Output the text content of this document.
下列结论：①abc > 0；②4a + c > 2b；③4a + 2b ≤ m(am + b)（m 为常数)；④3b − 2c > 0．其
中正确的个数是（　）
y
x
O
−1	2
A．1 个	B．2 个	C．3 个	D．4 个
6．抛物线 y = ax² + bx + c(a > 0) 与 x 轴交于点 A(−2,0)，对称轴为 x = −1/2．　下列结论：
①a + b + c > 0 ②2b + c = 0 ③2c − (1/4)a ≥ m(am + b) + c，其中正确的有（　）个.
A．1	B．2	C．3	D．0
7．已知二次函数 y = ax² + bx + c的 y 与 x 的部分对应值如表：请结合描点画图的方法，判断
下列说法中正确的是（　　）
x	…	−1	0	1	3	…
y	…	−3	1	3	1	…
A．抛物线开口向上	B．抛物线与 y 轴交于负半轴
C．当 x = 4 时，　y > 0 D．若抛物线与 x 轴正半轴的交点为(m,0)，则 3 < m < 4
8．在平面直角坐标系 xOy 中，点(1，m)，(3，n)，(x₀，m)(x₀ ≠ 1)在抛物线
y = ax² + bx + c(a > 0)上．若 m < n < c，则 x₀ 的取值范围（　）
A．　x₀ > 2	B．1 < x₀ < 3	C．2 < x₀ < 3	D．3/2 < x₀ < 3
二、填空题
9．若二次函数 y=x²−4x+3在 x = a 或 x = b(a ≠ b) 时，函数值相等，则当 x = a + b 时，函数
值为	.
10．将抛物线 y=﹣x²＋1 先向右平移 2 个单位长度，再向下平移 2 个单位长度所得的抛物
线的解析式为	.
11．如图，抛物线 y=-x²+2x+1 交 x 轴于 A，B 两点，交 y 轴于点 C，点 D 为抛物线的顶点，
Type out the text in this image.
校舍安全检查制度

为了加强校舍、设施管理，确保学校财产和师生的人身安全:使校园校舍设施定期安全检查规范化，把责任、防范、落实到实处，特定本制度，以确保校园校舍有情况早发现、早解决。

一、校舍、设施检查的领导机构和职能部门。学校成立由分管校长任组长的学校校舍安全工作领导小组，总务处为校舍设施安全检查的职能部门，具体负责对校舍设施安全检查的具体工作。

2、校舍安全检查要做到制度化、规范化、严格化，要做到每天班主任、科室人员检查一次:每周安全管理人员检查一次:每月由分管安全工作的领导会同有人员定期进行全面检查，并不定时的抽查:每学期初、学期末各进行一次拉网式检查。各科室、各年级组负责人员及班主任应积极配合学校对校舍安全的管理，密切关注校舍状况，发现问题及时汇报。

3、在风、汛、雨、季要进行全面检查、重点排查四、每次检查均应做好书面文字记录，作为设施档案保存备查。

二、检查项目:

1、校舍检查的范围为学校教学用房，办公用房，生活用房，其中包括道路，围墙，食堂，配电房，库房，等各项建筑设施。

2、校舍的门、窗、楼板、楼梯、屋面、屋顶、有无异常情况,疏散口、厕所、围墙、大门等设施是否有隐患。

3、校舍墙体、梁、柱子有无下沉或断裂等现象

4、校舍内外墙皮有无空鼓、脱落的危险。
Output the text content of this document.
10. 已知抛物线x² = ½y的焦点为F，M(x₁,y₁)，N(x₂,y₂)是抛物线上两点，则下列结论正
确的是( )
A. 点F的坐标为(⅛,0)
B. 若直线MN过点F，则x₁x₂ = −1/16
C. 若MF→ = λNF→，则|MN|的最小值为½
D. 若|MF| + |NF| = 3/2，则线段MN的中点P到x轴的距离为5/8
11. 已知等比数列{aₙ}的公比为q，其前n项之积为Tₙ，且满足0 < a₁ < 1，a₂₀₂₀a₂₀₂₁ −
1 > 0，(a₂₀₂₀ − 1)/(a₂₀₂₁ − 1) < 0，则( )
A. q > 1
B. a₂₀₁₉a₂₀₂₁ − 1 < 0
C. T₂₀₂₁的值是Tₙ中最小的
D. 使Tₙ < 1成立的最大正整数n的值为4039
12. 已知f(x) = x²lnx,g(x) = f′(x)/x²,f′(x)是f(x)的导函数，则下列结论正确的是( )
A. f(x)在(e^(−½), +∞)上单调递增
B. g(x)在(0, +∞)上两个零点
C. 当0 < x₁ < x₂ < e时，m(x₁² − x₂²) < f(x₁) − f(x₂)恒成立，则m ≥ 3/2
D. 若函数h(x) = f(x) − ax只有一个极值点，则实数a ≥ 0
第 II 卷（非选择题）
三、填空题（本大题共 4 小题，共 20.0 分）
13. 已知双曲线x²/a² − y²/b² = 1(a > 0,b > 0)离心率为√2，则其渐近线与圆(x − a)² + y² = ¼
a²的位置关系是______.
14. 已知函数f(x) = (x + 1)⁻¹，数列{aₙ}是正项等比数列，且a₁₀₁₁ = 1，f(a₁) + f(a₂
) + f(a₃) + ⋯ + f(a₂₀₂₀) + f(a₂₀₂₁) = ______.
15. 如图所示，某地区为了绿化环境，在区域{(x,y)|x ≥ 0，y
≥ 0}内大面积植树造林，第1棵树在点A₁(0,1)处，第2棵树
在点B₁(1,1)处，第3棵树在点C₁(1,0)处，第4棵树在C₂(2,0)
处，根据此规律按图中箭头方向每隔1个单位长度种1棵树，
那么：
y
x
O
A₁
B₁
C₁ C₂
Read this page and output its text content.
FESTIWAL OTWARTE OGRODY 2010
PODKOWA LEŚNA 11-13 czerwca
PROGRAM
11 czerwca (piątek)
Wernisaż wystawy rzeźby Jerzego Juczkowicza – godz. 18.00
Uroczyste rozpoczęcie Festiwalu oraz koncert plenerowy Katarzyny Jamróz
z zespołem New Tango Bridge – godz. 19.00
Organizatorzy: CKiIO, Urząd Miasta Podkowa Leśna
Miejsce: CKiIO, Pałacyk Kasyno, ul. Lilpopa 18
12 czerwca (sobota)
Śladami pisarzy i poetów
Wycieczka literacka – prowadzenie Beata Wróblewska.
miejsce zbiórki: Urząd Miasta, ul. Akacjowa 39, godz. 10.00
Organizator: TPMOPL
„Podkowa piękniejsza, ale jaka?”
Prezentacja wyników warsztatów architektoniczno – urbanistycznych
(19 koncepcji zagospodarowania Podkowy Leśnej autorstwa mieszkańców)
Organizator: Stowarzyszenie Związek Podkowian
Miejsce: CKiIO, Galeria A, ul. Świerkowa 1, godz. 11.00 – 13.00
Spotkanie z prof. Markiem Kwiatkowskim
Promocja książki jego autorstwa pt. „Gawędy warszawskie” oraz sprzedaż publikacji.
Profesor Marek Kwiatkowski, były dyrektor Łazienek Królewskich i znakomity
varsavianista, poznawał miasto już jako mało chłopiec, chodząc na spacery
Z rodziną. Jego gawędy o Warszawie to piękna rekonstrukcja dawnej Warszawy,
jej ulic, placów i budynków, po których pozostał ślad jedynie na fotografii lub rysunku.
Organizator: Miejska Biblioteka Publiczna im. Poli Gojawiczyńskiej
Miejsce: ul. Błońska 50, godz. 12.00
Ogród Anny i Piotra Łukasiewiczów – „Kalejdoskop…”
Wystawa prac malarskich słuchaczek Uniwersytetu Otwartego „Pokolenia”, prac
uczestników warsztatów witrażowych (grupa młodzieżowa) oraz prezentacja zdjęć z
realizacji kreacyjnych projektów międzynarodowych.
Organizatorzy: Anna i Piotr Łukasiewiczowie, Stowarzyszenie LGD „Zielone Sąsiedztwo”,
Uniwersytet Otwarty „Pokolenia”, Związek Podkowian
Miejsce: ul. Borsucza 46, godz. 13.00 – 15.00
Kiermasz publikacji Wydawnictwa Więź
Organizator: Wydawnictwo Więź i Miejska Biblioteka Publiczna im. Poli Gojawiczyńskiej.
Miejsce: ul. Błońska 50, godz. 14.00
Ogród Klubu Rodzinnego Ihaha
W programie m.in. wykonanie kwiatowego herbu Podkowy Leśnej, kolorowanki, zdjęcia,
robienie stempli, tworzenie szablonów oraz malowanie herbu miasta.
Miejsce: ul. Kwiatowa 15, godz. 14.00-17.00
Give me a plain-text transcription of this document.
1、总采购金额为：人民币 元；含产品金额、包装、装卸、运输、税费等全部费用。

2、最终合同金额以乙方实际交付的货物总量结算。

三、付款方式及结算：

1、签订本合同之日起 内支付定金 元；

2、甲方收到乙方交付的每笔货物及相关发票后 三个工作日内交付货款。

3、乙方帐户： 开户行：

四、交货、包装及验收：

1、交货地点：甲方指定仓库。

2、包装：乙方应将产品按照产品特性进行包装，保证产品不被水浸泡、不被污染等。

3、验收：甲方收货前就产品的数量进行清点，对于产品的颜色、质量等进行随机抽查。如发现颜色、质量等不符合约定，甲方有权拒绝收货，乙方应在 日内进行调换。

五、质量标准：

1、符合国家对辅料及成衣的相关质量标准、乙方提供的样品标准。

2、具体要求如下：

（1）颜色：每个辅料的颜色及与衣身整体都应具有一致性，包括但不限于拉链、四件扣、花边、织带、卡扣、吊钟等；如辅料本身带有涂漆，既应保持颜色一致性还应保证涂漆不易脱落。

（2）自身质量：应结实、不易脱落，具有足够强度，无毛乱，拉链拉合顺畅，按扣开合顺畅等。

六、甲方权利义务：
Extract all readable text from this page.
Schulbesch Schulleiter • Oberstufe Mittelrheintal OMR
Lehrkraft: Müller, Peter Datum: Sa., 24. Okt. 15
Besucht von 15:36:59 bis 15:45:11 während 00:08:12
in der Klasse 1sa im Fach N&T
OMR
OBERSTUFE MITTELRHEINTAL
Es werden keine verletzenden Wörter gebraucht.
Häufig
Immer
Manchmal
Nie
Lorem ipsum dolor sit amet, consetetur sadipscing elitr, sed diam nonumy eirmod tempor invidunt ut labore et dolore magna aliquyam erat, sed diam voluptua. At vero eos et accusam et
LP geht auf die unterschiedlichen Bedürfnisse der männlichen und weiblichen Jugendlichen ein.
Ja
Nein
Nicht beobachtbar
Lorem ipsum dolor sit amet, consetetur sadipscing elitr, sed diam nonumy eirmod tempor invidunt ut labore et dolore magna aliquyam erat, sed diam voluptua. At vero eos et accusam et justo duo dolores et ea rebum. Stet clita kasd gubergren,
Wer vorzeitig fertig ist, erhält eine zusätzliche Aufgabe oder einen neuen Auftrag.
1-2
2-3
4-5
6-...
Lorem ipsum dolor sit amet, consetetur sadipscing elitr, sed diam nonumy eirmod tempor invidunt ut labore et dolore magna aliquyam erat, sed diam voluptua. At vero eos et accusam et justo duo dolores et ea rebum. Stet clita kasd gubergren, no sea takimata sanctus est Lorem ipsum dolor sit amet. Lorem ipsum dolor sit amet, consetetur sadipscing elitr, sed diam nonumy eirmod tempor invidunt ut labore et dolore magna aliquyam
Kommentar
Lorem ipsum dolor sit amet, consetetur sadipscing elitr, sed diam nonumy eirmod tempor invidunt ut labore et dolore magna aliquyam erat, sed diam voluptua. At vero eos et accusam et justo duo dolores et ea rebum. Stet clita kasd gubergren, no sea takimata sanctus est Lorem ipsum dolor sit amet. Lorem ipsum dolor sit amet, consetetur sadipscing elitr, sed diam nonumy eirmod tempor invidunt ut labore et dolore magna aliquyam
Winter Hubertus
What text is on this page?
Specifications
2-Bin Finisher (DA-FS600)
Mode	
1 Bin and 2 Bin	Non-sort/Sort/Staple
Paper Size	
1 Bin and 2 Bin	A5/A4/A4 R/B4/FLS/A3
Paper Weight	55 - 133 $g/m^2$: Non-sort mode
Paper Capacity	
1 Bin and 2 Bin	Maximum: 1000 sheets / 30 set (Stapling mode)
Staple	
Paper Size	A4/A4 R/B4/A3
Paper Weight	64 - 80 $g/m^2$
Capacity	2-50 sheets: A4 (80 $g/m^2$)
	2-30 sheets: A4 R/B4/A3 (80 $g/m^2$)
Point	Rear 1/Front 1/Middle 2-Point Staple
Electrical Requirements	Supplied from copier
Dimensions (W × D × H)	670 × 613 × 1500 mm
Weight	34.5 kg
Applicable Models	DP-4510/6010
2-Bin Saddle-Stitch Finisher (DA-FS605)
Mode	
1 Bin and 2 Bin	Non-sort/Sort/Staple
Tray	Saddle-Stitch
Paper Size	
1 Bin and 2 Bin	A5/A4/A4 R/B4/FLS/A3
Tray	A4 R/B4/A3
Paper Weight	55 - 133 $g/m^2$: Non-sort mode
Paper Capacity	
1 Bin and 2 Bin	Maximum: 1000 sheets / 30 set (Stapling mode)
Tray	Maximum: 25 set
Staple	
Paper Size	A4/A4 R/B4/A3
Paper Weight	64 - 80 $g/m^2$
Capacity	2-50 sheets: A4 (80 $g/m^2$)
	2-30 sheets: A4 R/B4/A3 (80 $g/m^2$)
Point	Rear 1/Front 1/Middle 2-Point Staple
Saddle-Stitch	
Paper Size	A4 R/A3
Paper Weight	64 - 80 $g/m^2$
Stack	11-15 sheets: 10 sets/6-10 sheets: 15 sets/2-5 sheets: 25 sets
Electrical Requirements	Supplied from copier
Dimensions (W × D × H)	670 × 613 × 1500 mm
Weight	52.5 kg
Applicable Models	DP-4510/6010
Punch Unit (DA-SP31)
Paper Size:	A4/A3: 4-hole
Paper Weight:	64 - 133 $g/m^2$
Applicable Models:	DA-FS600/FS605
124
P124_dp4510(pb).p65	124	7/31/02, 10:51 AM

» **Task description**:
From the entries above, extract each line containing "Podkowy".

» **Task solution**:
(19 koncepcji zagospodarowania Podkowy Leśnej autorstwa mieszkańców)
W programie m.in. wykonanie kwiatowego herbu Podkowy Leśnej, kolorowanki, zdjęcia,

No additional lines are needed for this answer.